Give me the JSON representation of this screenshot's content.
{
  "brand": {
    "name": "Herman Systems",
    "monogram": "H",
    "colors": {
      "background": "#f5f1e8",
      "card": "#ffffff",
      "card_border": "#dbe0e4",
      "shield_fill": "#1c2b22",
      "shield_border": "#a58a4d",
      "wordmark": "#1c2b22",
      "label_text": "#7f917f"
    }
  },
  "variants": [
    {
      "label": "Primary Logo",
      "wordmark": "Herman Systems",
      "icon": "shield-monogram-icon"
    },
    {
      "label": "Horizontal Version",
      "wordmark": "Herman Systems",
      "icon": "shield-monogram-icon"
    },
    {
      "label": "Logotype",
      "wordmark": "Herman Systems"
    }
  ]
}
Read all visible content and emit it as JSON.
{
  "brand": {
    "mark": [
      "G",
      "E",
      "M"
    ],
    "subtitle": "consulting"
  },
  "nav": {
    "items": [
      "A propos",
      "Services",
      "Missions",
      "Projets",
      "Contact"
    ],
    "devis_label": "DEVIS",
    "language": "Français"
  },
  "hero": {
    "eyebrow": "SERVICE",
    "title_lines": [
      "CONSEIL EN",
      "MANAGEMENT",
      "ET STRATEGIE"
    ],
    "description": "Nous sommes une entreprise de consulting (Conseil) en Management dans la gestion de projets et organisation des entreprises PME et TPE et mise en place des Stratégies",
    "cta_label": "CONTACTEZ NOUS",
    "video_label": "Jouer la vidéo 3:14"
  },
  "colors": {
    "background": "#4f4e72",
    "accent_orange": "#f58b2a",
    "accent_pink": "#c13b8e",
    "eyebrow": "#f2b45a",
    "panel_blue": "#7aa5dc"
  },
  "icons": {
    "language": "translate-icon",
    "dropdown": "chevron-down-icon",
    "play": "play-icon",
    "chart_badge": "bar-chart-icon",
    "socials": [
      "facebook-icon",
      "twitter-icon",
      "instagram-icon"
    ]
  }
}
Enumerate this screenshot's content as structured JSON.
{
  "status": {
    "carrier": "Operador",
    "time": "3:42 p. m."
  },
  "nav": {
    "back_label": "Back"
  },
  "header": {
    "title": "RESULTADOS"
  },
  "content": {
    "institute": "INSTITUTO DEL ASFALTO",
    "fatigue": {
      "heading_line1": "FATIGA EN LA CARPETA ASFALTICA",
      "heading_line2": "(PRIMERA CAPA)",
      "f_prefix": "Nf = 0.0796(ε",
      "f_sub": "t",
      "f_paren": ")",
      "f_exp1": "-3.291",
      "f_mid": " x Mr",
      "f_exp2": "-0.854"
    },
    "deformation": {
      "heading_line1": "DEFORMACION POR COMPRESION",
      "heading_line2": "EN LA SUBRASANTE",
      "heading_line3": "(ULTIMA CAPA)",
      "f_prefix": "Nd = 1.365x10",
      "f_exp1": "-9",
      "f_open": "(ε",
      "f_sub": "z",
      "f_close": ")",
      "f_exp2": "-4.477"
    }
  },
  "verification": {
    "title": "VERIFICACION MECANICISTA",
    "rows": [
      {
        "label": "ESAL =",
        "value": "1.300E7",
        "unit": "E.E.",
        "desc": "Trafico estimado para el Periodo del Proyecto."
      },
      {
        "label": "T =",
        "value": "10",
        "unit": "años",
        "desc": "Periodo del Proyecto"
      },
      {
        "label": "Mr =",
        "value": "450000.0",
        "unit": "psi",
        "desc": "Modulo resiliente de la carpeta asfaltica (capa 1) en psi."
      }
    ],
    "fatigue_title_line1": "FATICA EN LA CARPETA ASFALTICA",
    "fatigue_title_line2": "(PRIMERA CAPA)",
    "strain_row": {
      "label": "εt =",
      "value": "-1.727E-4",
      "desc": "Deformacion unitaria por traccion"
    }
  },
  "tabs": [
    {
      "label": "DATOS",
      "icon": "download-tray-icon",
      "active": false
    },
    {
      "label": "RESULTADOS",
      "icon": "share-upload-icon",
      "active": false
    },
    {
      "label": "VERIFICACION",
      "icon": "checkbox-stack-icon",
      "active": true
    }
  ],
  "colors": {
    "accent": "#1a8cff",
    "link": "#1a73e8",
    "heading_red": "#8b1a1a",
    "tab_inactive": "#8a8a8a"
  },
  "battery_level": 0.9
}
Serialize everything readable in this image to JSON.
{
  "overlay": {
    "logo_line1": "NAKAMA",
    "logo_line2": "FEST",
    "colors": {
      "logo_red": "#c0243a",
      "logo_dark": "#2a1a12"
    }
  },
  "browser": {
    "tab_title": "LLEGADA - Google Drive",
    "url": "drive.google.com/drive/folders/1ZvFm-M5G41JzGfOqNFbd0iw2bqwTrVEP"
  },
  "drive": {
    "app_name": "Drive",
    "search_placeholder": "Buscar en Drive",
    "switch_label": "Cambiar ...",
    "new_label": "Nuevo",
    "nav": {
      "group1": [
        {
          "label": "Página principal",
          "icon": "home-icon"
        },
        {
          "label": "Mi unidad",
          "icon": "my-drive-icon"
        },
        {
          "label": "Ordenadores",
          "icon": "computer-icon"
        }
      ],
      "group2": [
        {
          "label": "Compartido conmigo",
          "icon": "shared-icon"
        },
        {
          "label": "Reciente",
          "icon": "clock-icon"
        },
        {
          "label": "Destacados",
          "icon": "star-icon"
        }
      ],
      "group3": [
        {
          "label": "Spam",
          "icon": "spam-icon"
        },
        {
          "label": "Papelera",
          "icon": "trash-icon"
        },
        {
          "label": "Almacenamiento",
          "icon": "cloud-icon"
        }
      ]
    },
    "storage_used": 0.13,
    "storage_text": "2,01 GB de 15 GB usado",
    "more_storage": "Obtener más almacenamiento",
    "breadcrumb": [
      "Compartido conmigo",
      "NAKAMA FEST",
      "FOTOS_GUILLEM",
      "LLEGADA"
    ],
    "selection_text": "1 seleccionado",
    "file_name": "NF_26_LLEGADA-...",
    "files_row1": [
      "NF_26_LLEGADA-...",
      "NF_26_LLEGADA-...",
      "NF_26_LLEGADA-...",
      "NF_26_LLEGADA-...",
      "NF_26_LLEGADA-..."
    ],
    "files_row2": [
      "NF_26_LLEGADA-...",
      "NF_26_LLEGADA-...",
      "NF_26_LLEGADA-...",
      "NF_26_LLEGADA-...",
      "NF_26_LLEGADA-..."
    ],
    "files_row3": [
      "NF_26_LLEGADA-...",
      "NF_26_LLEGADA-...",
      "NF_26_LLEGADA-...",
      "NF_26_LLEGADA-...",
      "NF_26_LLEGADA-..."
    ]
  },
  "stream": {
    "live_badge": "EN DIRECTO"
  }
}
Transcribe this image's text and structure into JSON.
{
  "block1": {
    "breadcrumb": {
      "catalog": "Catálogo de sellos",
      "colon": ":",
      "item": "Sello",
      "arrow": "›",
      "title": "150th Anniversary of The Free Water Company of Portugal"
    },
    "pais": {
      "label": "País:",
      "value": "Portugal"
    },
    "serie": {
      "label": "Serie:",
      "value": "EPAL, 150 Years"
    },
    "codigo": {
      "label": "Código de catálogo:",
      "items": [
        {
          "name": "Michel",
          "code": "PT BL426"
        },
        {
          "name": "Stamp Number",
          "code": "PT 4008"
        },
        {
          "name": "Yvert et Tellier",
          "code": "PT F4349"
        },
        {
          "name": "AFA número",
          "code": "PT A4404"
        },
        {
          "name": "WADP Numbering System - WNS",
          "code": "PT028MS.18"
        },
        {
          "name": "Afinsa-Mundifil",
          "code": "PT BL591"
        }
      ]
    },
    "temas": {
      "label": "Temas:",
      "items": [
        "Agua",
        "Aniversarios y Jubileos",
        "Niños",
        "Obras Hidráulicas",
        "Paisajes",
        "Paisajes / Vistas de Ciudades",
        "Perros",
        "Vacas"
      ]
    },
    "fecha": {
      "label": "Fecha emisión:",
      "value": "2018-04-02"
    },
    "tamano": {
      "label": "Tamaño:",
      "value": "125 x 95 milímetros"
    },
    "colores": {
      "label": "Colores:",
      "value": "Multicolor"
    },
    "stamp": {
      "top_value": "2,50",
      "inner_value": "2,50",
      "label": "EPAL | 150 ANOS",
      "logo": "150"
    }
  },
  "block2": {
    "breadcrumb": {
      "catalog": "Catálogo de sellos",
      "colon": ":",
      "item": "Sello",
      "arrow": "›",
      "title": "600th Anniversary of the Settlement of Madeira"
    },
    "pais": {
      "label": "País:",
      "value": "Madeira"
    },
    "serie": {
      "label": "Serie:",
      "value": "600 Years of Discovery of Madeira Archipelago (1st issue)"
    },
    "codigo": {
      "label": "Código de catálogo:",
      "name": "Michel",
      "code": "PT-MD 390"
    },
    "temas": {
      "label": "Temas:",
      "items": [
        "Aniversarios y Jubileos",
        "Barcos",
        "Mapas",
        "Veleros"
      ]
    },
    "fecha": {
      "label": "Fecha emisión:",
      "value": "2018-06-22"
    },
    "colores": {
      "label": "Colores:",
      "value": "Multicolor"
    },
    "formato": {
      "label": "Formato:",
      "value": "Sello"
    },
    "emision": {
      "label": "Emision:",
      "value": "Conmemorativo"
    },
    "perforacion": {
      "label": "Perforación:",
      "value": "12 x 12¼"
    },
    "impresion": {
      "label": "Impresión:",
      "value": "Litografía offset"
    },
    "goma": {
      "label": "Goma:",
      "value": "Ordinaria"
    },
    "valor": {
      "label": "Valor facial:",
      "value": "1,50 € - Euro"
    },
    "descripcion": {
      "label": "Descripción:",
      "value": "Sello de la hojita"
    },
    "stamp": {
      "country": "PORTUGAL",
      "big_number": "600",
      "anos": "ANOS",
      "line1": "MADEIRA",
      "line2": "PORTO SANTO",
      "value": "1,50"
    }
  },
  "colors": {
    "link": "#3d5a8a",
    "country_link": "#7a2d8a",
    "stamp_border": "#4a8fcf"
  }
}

==========

*YOUR TASK*.
Search the data above for lines holding "Proyecto" and copy each of them.

*RESULT*.
        "desc": "Trafico estimado para el Periodo del Proyecto."
        "desc": "Periodo del Proyecto"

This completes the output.